> [Goal of the exercise]: Quote the whole listing word for word, please.

> [Input for this task]:
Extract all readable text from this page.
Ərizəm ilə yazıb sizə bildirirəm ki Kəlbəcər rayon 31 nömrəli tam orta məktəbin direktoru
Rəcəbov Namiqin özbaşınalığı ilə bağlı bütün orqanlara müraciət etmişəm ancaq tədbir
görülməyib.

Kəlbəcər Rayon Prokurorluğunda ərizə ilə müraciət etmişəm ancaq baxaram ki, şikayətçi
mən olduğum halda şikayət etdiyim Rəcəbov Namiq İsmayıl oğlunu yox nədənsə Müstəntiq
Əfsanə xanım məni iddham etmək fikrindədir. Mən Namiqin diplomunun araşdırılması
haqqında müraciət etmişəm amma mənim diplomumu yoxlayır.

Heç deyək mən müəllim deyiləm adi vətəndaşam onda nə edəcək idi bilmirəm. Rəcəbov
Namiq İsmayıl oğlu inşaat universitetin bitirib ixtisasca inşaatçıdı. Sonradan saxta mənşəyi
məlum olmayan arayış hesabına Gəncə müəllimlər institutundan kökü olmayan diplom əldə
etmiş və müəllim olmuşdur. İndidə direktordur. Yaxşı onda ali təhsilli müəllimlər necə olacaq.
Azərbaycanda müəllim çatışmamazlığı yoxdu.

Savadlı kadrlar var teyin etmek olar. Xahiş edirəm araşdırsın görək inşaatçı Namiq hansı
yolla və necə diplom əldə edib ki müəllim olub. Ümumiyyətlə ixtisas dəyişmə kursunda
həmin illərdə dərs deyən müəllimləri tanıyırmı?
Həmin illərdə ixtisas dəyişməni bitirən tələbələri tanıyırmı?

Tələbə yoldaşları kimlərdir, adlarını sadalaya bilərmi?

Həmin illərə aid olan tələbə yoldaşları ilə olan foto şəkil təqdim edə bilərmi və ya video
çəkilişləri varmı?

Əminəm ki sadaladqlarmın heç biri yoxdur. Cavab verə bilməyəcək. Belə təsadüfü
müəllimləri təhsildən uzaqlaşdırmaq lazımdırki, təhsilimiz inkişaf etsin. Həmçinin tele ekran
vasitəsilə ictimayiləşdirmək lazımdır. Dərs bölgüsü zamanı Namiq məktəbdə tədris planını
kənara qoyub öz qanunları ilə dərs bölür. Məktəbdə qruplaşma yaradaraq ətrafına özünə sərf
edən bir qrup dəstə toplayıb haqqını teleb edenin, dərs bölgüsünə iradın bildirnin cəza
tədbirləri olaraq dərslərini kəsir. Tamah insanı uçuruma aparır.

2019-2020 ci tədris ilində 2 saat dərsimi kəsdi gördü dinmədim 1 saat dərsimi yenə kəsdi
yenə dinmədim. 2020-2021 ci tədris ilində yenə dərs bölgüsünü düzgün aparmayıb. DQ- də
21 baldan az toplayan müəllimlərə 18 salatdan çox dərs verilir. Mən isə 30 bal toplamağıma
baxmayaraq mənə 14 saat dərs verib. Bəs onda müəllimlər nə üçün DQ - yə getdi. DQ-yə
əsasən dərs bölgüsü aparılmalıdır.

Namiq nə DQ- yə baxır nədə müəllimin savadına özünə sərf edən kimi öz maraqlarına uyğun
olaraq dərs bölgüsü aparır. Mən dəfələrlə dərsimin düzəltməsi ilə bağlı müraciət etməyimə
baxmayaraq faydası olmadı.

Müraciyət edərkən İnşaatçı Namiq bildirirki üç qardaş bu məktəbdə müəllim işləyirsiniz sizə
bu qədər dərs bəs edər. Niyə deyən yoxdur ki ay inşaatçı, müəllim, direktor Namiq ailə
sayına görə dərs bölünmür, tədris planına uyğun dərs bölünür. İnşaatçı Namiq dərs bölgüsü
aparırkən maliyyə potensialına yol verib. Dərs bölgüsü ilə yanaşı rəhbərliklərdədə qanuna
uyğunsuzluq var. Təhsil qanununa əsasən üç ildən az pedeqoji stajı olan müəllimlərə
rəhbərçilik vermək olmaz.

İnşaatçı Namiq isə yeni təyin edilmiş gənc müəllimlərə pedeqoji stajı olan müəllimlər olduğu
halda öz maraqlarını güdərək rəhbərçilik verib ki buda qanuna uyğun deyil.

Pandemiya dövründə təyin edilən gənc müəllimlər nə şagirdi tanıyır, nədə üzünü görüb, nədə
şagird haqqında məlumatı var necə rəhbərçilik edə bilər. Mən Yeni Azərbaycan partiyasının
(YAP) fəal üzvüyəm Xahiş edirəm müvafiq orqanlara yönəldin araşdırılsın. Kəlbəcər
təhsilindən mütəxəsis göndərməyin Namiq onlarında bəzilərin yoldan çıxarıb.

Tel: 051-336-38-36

> [Correct answer]:
Extract all readable text from this page.
Ərizəm ilə yazıb sizə bildirirəm ki Kəlbəcər rayon 31 nömrəli tam orta məktəbin direktoru
Rəcəbov Namiqin özbaşınalığı ilə bağlı bütün orqanlara müraciət etmişəm ancaq tədbir
görülməyib.

Kəlbəcər Rayon Prokurorluğunda ərizə ilə müraciət etmişəm ancaq baxaram ki, şikayətçi
mən olduğum halda şikayət etdiyim Rəcəbov Namiq İsmayıl oğlunu yox nədənsə Müstəntiq
Əfsanə xanım məni iddham etmək fikrindədir. Mən Namiqin diplomunun araşdırılması
haqqında müraciət etmişəm amma mənim diplomumu yoxlayır.

Heç deyək mən müəllim deyiləm adi vətəndaşam onda nə edəcək idi bilmirəm. Rəcəbov
Namiq İsmayıl oğlu inşaat universitetin bitirib ixtisasca inşaatçıdı. Sonradan saxta mənşəyi
məlum olmayan arayış hesabına Gəncə müəllimlər institutundan kökü olmayan diplom əldə
etmiş və müəllim olmuşdur. İndidə direktordur. Yaxşı onda ali təhsilli müəllimlər necə olacaq.
Azərbaycanda müəllim çatışmamazlığı yoxdu.

Savadlı kadrlar var teyin etmek olar. Xahiş edirəm araşdırsın görək inşaatçı Namiq hansı
yolla və necə diplom əldə edib ki müəllim olub. Ümumiyyətlə ixtisas dəyişmə kursunda
həmin illərdə dərs deyən müəllimləri tanıyırmı?
Həmin illərdə ixtisas dəyişməni bitirən tələbələri tanıyırmı?

Tələbə yoldaşları kimlərdir, adlarını sadalaya bilərmi?

Həmin illərə aid olan tələbə yoldaşları ilə olan foto şəkil təqdim edə bilərmi və ya video
çəkilişləri varmı?

Əminəm ki sadaladqlarmın heç biri yoxdur. Cavab verə bilməyəcək. Belə təsadüfü
müəllimləri təhsildən uzaqlaşdırmaq lazımdırki, təhsilimiz inkişaf etsin. Həmçinin tele ekran
vasitəsilə ictimayiləşdirmək lazımdır. Dərs bölgüsü zamanı Namiq məktəbdə tədris planını
kənara qoyub öz qanunları ilə dərs bölür. Məktəbdə qruplaşma yaradaraq ətrafına özünə sərf
edən bir qrup dəstə toplayıb haqqını teleb edenin, dərs bölgüsünə iradın bildirnin cəza
tədbirləri olaraq dərslərini kəsir. Tamah insanı uçuruma aparır.

2019-2020 ci tədris ilində 2 saat dərsimi kəsdi gördü dinmədim 1 saat dərsimi yenə kəsdi
yenə dinmədim. 2020-2021 ci tədris ilində yenə dərs bölgüsünü düzgün aparmayıb. DQ- də
21 baldan az toplayan müəllimlərə 18 salatdan çox dərs verilir. Mən isə 30 bal toplamağıma
baxmayaraq mənə 14 saat dərs verib. Bəs onda müəllimlər nə üçün DQ - yə getdi. DQ-yə
əsasən dərs bölgüsü aparılmalıdır.

Namiq nə DQ- yə baxır nədə müəllimin savadına özünə sərf edən kimi öz maraqlarına uyğun
olaraq dərs bölgüsü aparır. Mən dəfələrlə dərsimin düzəltməsi ilə bağlı müraciət etməyimə
baxmayaraq faydası olmadı.

Müraciyət edərkən İnşaatçı Namiq bildirirki üç qardaş bu məktəbdə müəllim işləyirsiniz sizə
bu qədər dərs bəs edər. Niyə deyən yoxdur ki ay inşaatçı, müəllim, direktor Namiq ailə
sayına görə dərs bölünmür, tədris planına uyğun dərs bölünür. İnşaatçı Namiq dərs bölgüsü
aparırkən maliyyə potensialına yol verib. Dərs bölgüsü ilə yanaşı rəhbərliklərdədə qanuna
uyğunsuzluq var. Təhsil qanununa əsasən üç ildən az pedeqoji stajı olan müəllimlərə
rəhbərçilik vermək olmaz.

İnşaatçı Namiq isə yeni təyin edilmiş gənc müəllimlərə pedeqoji stajı olan müəllimlər olduğu
halda öz maraqlarını güdərək rəhbərçilik verib ki buda qanuna uyğun deyil.

Pandemiya dövründə təyin edilən gənc müəllimlər nə şagirdi tanıyır, nədə üzünü görüb, nədə
şagird haqqında məlumatı var necə rəhbərçilik edə bilər. Mən Yeni Azərbaycan partiyasının
(YAP) fəal üzvüyəm Xahiş edirəm müvafiq orqanlara yönəldin araşdırılsın. Kəlbəcər
təhsilindən mütəxəsis göndərməyin Namiq onlarında bəzilərin yoldan çıxarıb.

Tel: 051-336-38-36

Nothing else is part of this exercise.